Exercise. Every line that contains the word "purple" should be copied.

Supplied material.

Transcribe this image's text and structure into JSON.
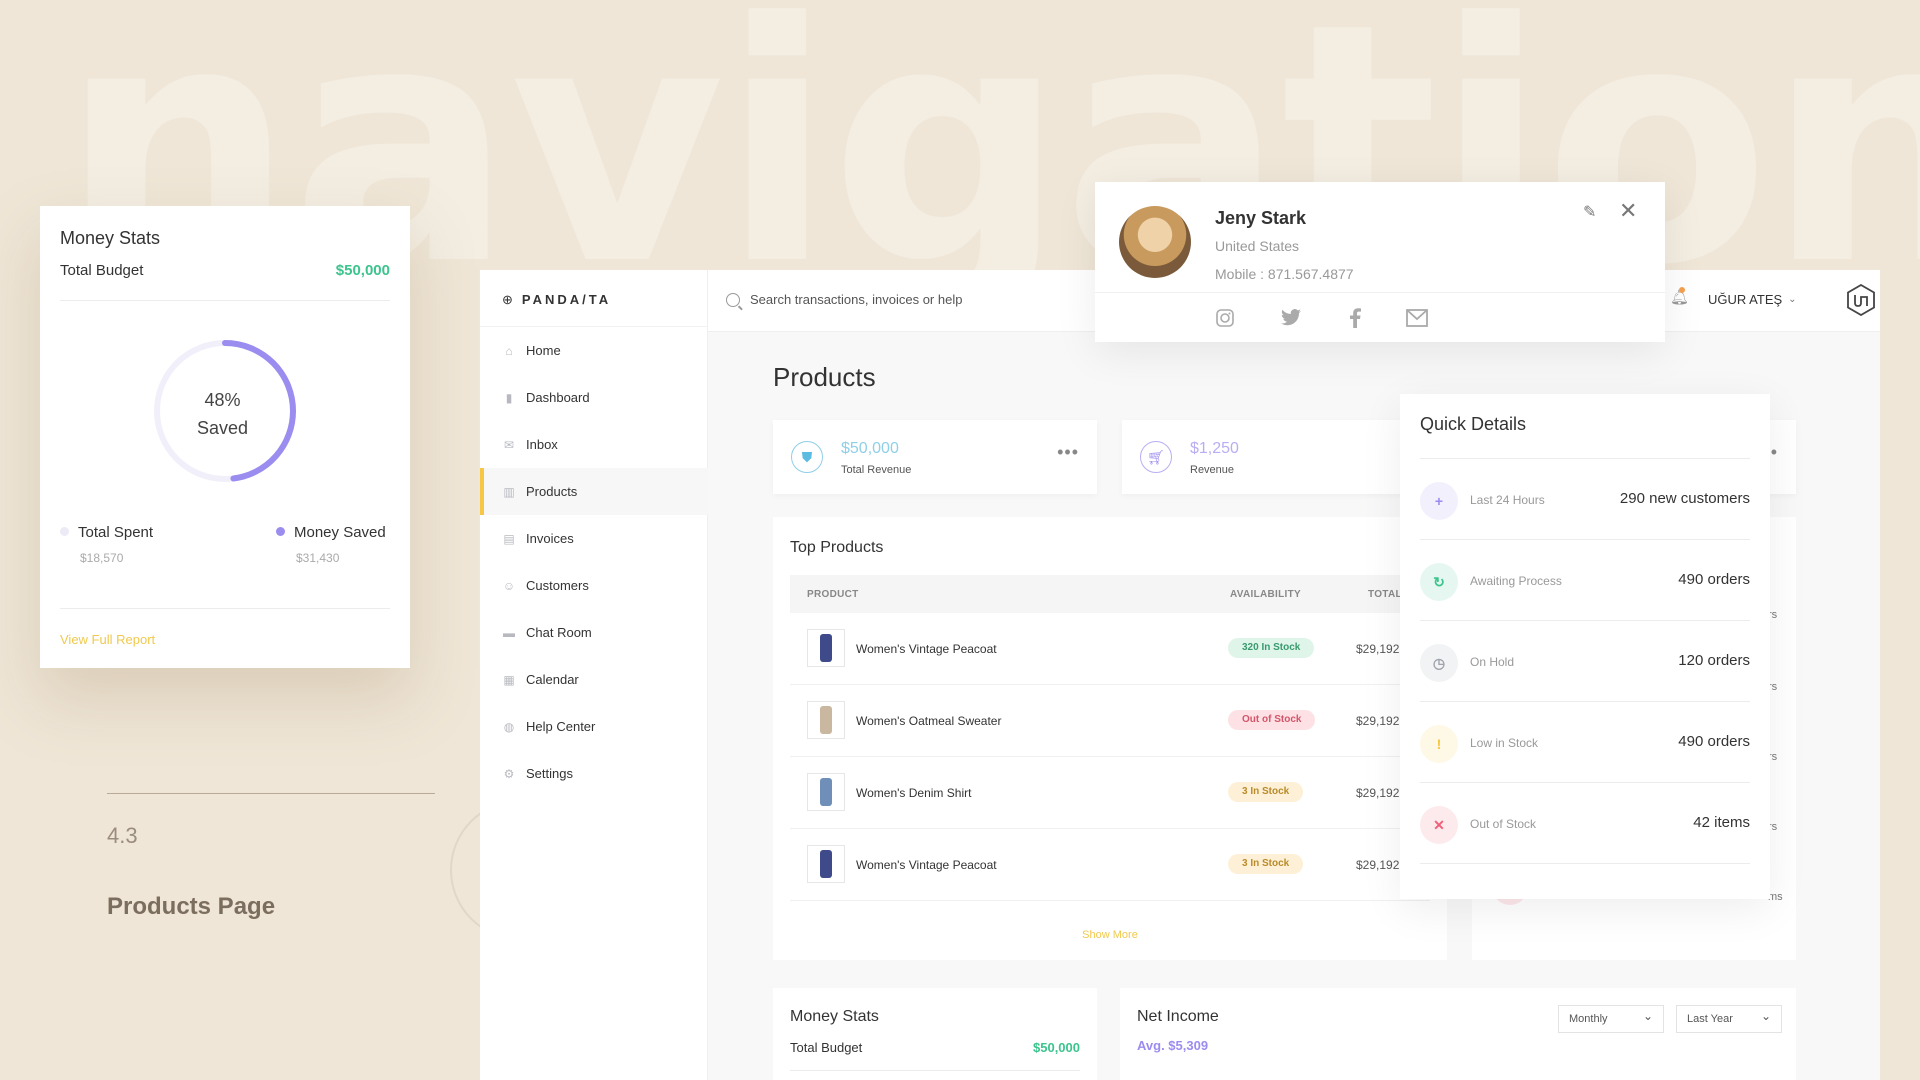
{
  "background_word": "navigation",
  "left_card": {
    "title": "Money Stats",
    "budget_label": "Total Budget",
    "budget_value": "$50,000",
    "donut_percent": "48%",
    "donut_label": "Saved",
    "saved_fraction": 0.48,
    "spent_label": "Total Spent",
    "spent_value": "$18,570",
    "saved_label": "Money Saved",
    "saved_value": "$31,430",
    "link": "View Full Report"
  },
  "section": {
    "number": "4.3",
    "title": "Products Page"
  },
  "app": {
    "logo": "PANDA/TA",
    "nav": [
      {
        "label": "Home",
        "icon": "home-icon"
      },
      {
        "label": "Dashboard",
        "icon": "chart-icon"
      },
      {
        "label": "Inbox",
        "icon": "mail-icon"
      },
      {
        "label": "Products",
        "icon": "barcode-icon"
      },
      {
        "label": "Invoices",
        "icon": "invoice-icon"
      },
      {
        "label": "Customers",
        "icon": "user-icon"
      },
      {
        "label": "Chat Room",
        "icon": "chat-icon"
      },
      {
        "label": "Calendar",
        "icon": "calendar-icon"
      },
      {
        "label": "Help Center",
        "icon": "globe-icon"
      },
      {
        "label": "Settings",
        "icon": "gear-icon"
      }
    ],
    "active_nav": "Products",
    "search_placeholder": "Search transactions, invoices or help",
    "user": "UĞUR ATEŞ",
    "page_title": "Products",
    "stats": [
      {
        "value": "$50,000",
        "label": "Total Revenue"
      },
      {
        "value": "$1,250",
        "label": "Revenue"
      }
    ],
    "top_products": {
      "title": "Top Products",
      "columns": [
        "PRODUCT",
        "AVAILABILITY",
        "TOTAL"
      ],
      "rows": [
        {
          "name": "Women's Vintage Peacoat",
          "availability": "320 In Stock",
          "status": "in",
          "total": "$29,192"
        },
        {
          "name": "Women's Oatmeal Sweater",
          "availability": "Out of Stock",
          "status": "out",
          "total": "$29,192"
        },
        {
          "name": "Women's Denim Shirt",
          "availability": "3 In Stock",
          "status": "low",
          "total": "$29,192"
        },
        {
          "name": "Women's Vintage Peacoat",
          "availability": "3 In Stock",
          "status": "low",
          "total": "$29,192"
        }
      ],
      "show_more": "Show More"
    },
    "money_stats": {
      "title": "Money Stats",
      "budget_label": "Total Budget",
      "budget_value": "$50,000"
    },
    "net_income": {
      "title": "Net Income",
      "avg": "Avg. $5,309",
      "period": "Monthly",
      "range": "Last Year"
    }
  },
  "profile": {
    "name": "Jeny Stark",
    "country": "United States",
    "mobile": "Mobile : 871.567.4877"
  },
  "quick_details": {
    "title": "Quick Details",
    "rows": [
      {
        "label": "Last 24 Hours",
        "value": "290 new customers",
        "color": "#9b8cf0"
      },
      {
        "label": "Awaiting Process",
        "value": "490 orders",
        "color": "#3cc48d"
      },
      {
        "label": "On Hold",
        "value": "120 orders",
        "color": "#a0a3ad"
      },
      {
        "label": "Low in Stock",
        "value": "490 orders",
        "color": "#f6c744"
      },
      {
        "label": "Out of Stock",
        "value": "42 items",
        "color": "#f0607a"
      }
    ]
  },
  "colors": {
    "accent": "#f6c744",
    "green": "#3cc48d",
    "purple": "#9b8cf0",
    "red": "#f0607a"
  }
}
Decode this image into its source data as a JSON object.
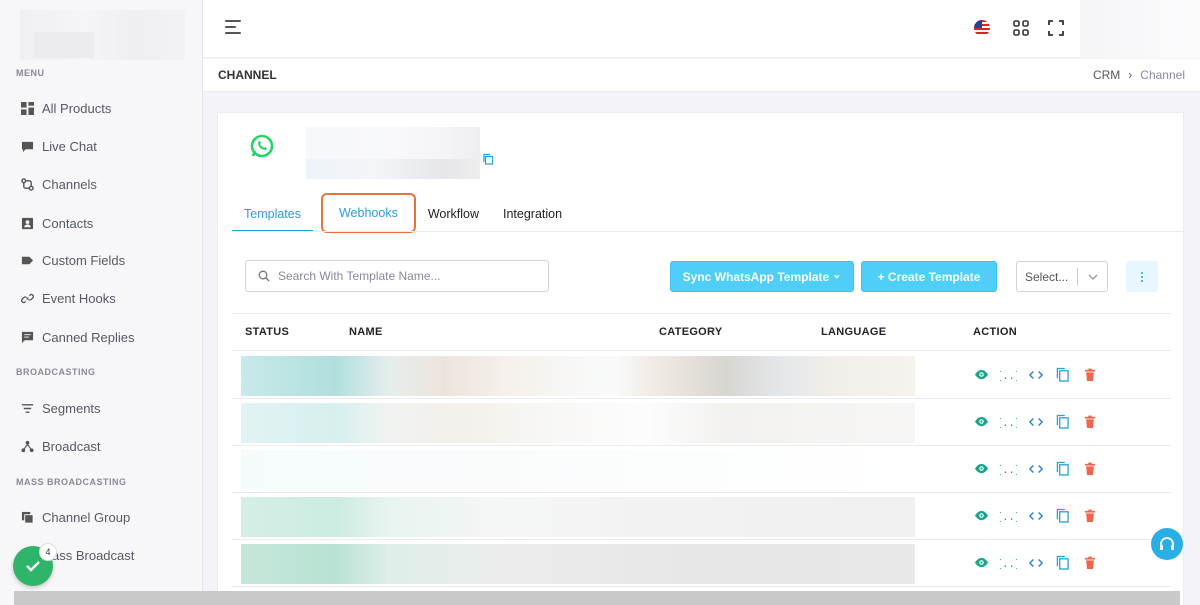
{
  "sidebar": {
    "sections": [
      {
        "title": "MENU",
        "items": [
          {
            "label": "All Products",
            "icon": "grid-icon"
          },
          {
            "label": "Live Chat",
            "icon": "chat-icon"
          },
          {
            "label": "Channels",
            "icon": "channels-icon"
          },
          {
            "label": "Contacts",
            "icon": "contact-card-icon"
          },
          {
            "label": "Custom Fields",
            "icon": "tag-icon"
          },
          {
            "label": "Event Hooks",
            "icon": "link-icon"
          },
          {
            "label": "Canned Replies",
            "icon": "message-icon"
          }
        ]
      },
      {
        "title": "BROADCASTING",
        "items": [
          {
            "label": "Segments",
            "icon": "filter-icon"
          },
          {
            "label": "Broadcast",
            "icon": "broadcast-icon"
          }
        ]
      },
      {
        "title": "MASS BROADCASTING",
        "items": [
          {
            "label": "Channel Group",
            "icon": "group-icon"
          },
          {
            "label": "ass Broadcast",
            "icon": "mass-broadcast-icon"
          }
        ]
      }
    ]
  },
  "header": {
    "page_title": "CHANNEL",
    "breadcrumb": [
      "CRM",
      "›",
      "Channel"
    ]
  },
  "channel": {
    "tabs": [
      "Templates",
      "Webhooks",
      "Workflow",
      "Integration"
    ]
  },
  "toolbar": {
    "search_placeholder": "Search With Template Name...",
    "sync_label": "Sync WhatsApp Template",
    "sync_chevron": "⌄",
    "create_label": "+ Create Template",
    "select_label": "Select..."
  },
  "table": {
    "columns": [
      "STATUS",
      "NAME",
      "CATEGORY",
      "LANGUAGE",
      "ACTION"
    ],
    "row_actions": [
      "view-icon",
      "variables-icon",
      "code-icon",
      "copy-icon",
      "delete-icon"
    ],
    "row_count": 5
  },
  "floating": {
    "badge_count": "4"
  },
  "colors": {
    "accent": "#4fcef7",
    "tab_active": "#2a9fd6",
    "highlight_border": "#e8733a",
    "action_green": "#17a689",
    "action_blue": "#2a9fd6",
    "action_red": "#f0654b",
    "whatsapp": "#25d366"
  }
}
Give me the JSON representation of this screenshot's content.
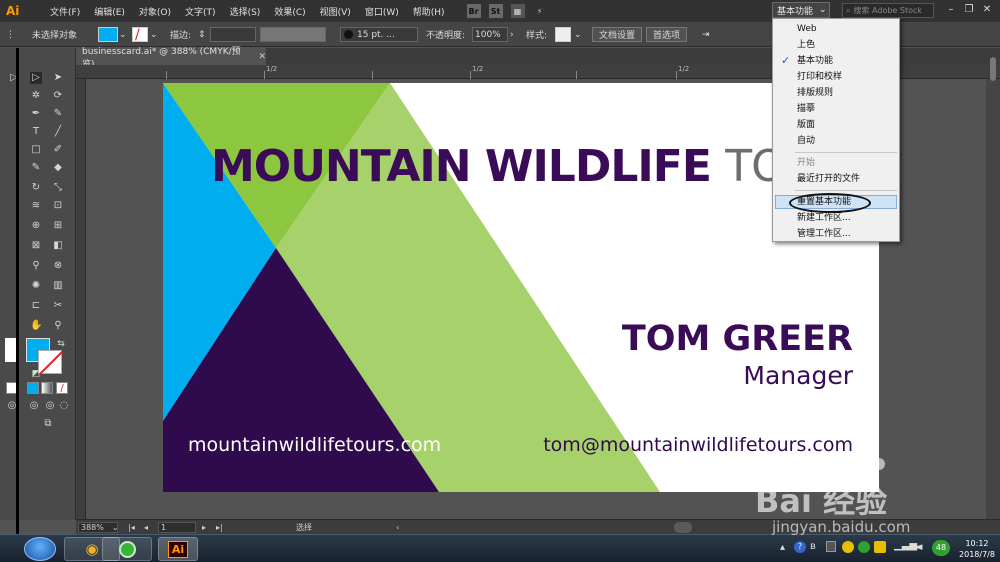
{
  "app": {
    "logo": "Ai"
  },
  "menubar": {
    "items": [
      "文件(F)",
      "编辑(E)",
      "对象(O)",
      "文字(T)",
      "选择(S)",
      "效果(C)",
      "视图(V)",
      "窗口(W)",
      "帮助(H)"
    ],
    "br_label": "Br",
    "st_label": "St"
  },
  "workspace": {
    "label": "基本功能"
  },
  "search": {
    "placeholder": "搜索 Adobe Stock"
  },
  "controlbar": {
    "no_selection": "未选择对象",
    "stroke_label": "描边:",
    "brush_size": "15 pt. ...",
    "opacity_label": "不透明度:",
    "opacity_value": "100%",
    "style_label": "样式:",
    "doc_settings": "文档设置",
    "preferences": "首选项"
  },
  "document": {
    "tab_title": "businesscard.ai* @ 388% (CMYK/预览)",
    "ruler_label": "1/2"
  },
  "card": {
    "headline_bold": "MOUNTAIN WILDLIFE",
    "headline_light": "TOURS",
    "name": "TOM GREER",
    "role": "Manager",
    "website": "mountainwildlifetours.com",
    "email": "tom@mountainwildlifetours.com",
    "colors": {
      "cyan": "#00aeef",
      "green": "#8dc63f",
      "light_green": "#a7d16b",
      "purple": "#2f0a4d"
    }
  },
  "dropdown": {
    "items": [
      "Web",
      "上色",
      "基本功能",
      "打印和校样",
      "排版规则",
      "描摹",
      "版面",
      "自动"
    ],
    "checked_index": 2,
    "section_items": [
      "开始",
      "最近打开的文件"
    ],
    "reset": "重置基本功能",
    "new_workspace": "新建工作区...",
    "manage_workspace": "管理工作区..."
  },
  "statusbar": {
    "zoom": "388%",
    "page": "1",
    "tool": "选择"
  },
  "taskbar": {
    "ai_label": "Ai",
    "badge": "48",
    "time": "10:12",
    "date": "2018/7/8"
  },
  "watermark": {
    "brand": "Bai 经验",
    "url": "jingyan.baidu.com"
  }
}
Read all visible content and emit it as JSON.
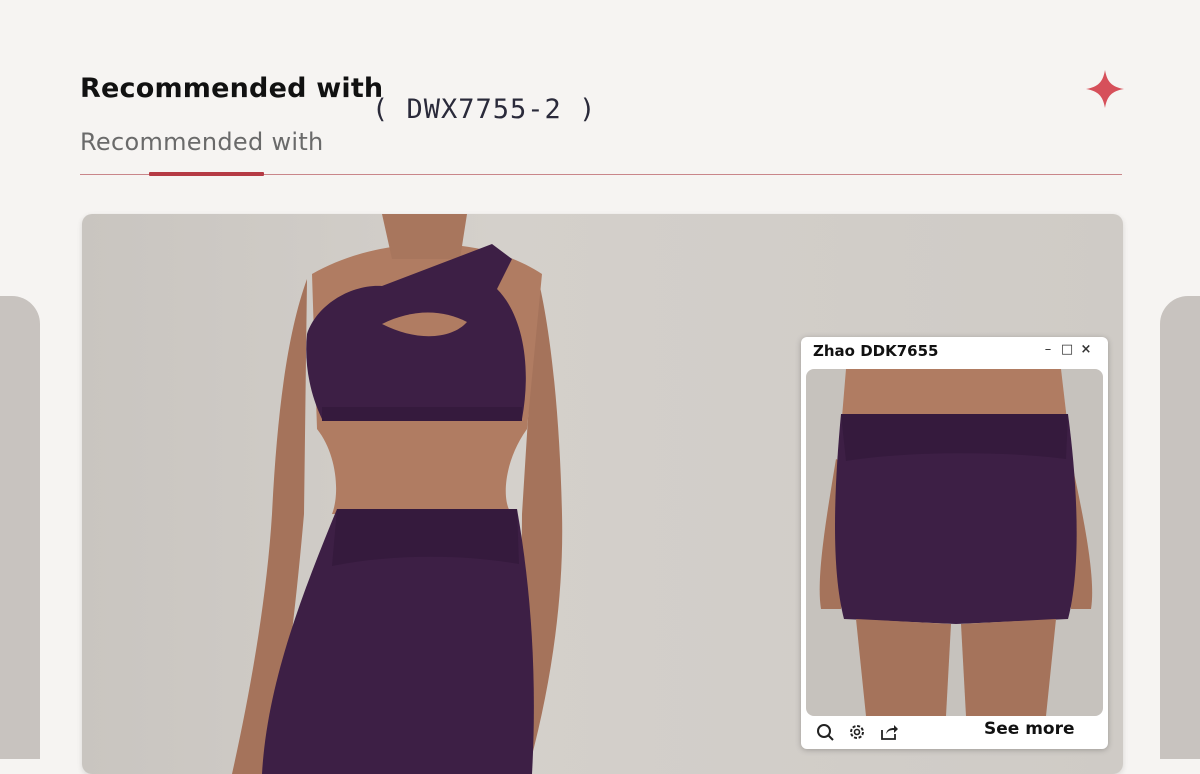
{
  "header": {
    "title": "Recommended with",
    "code": "( DWX7755-2 )",
    "subtitle": "Recommended with",
    "accent_color": "#b53a44",
    "star_icon": "four-point-star-icon"
  },
  "hero": {
    "image": "model wearing purple one-shoulder sports bra and high-waist leggings",
    "garment_color": "#3d1f45"
  },
  "popup": {
    "title": "Zhao DDK7655",
    "controls": {
      "minimize": "–",
      "maximize": "□",
      "close": "×"
    },
    "image": "model wearing purple high-waist biker shorts",
    "tools": [
      "zoom-icon",
      "settings-icon",
      "share-icon"
    ],
    "see_more_label": "See more"
  }
}
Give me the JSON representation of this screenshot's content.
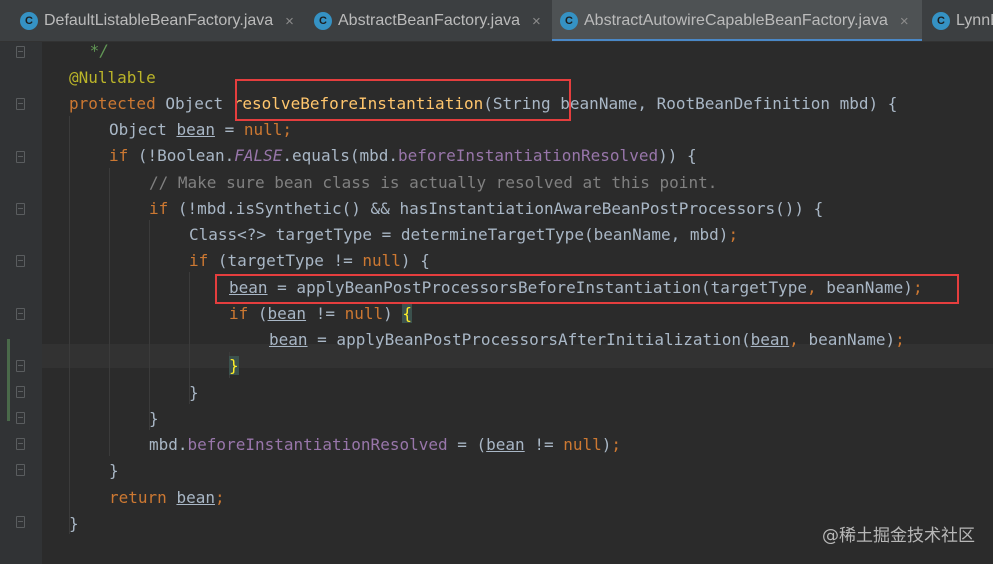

Answer to the task.
    "purple": "#9b8cf0",
      "purple": "#2f0a4d"
    "image": "model wearing purple one-shoulder sports bra and high-waist leggings",
    "image": "model wearing purple high-waist biker shorts",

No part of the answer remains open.